◆ **Task to carry out**
Set the listing down again in full, word for word, with the pictures left out.

Dataset records
----
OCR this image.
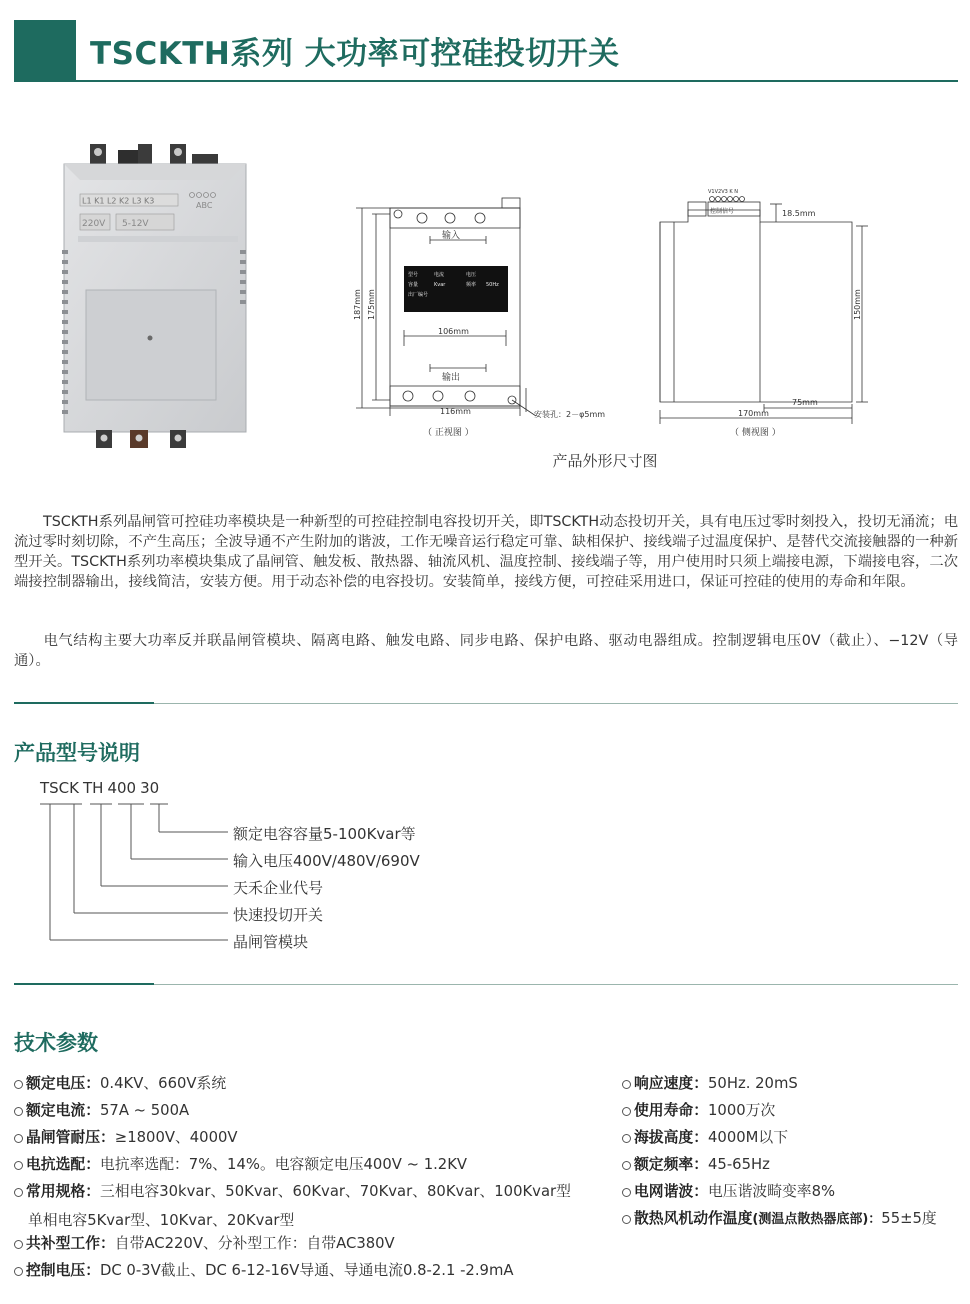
TSCKTH系列 大功率可控硅投切开关
L1 K1 L2 K2 L3 K3
220V 5-12V
ABC
型号	电流	电压
容量	Kvar	频率 50Hz
出厂编号
输入
输出
106mm
116mm	安装孔：2－φ5mm
（ 正视图 ）
187mm 175mm
V1V2V3 K N
控制信号	18.5mm
150mm
75mm
170mm
（ 侧视图 ）
产品外形尺寸图
TSCKTH系列晶闸管可控硅功率模块是一种新型的可控硅控制电容投切开关，即TSCKTH动态投切开关，具有电压过零时刻投入，投切无涌流；电流过零时刻切除，不产生高压；全波导通不产生附加的谐波，工作无噪音运行稳定可靠、缺相保护、接线端子过温度保护、是替代交流接触器的一种新型开关。TSCKTH系列功率模块集成了晶闸管、触发板、散热器、轴流风机、温度控制、接线端子等，用户使用时只须上端接电源，下端接电容，二次端接控制器输出，接线简洁，安装方便。用于动态补偿的电容投切。安装简单，接线方便，可控硅采用进口，保证可控硅的使用的寿命和年限。
电气结构主要大功率反并联晶闸管模块、隔离电路、触发电路、同步电路、保护电路、驱动电器组成。控制逻辑电压0V（截止）、−12V（导通）。
产品型号说明
TSCK TH 400 30
额定电容容量5-100Kvar等
输入电压400V/480V/690V
天禾企业代号
快速投切开关
晶闸管模块
技术参数
额定电压：0.4KV、660V系统
额定电流：57A ~ 500A
晶闸管耐压：≥1800V、4000V
电抗选配：电抗率选配：7%、14%。电容额定电压400V ~ 1.2KV
常用规格：三相电容30kvar、50Kvar、60Kvar、70Kvar、80Kvar、100Kvar型
单相电容5Kvar型、10Kvar、20Kvar型
共补型工作：自带AC220V、分补型工作：自带AC380V
控制电压：DC 0-3V截止、DC 6-12-16V导通、导通电流0.8-2.1 -2.9mA
响应速度：50Hz. 20mS
使用寿命：1000万次
海拔高度：4000M以下
额定频率：45-65Hz
电网谐波：电压谐波畸变率8%
散热风机动作温度(测温点散热器底部)：55±5度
----
◆ **Exercise answer**
OCR this image.
TSCKTH系列 大功率可控硅投切开关
L1 K1 L2 K2 L3 K3
220V 5-12V
ABC
型号	电流	电压
容量	Kvar	频率 50Hz
出厂编号
输入
输出
106mm
116mm	安装孔：2－φ5mm
（ 正视图 ）
187mm 175mm
V1V2V3 K N
控制信号	18.5mm
150mm
75mm
170mm
（ 侧视图 ）
产品外形尺寸图
TSCKTH系列晶闸管可控硅功率模块是一种新型的可控硅控制电容投切开关，即TSCKTH动态投切开关，具有电压过零时刻投入，投切无涌流；电流过零时刻切除，不产生高压；全波导通不产生附加的谐波，工作无噪音运行稳定可靠、缺相保护、接线端子过温度保护、是替代交流接触器的一种新型开关。TSCKTH系列功率模块集成了晶闸管、触发板、散热器、轴流风机、温度控制、接线端子等，用户使用时只须上端接电源，下端接电容，二次端接控制器输出，接线简洁，安装方便。用于动态补偿的电容投切。安装简单，接线方便，可控硅采用进口，保证可控硅的使用的寿命和年限。
电气结构主要大功率反并联晶闸管模块、隔离电路、触发电路、同步电路、保护电路、驱动电器组成。控制逻辑电压0V（截止）、−12V（导通）。
产品型号说明
TSCK TH 400 30
额定电容容量5-100Kvar等
输入电压400V/480V/690V
天禾企业代号
快速投切开关
晶闸管模块
技术参数
额定电压：0.4KV、660V系统
额定电流：57A ~ 500A
晶闸管耐压：≥1800V、4000V
电抗选配：电抗率选配：7%、14%。电容额定电压400V ~ 1.2KV
常用规格：三相电容30kvar、50Kvar、60Kvar、70Kvar、80Kvar、100Kvar型
单相电容5Kvar型、10Kvar、20Kvar型
共补型工作：自带AC220V、分补型工作：自带AC380V
控制电压：DC 0-3V截止、DC 6-12-16V导通、导通电流0.8-2.1 -2.9mA
响应速度：50Hz. 20mS
使用寿命：1000万次
海拔高度：4000M以下
额定频率：45-65Hz
电网谐波：电压谐波畸变率8%
散热风机动作温度(测温点散热器底部)：55±5度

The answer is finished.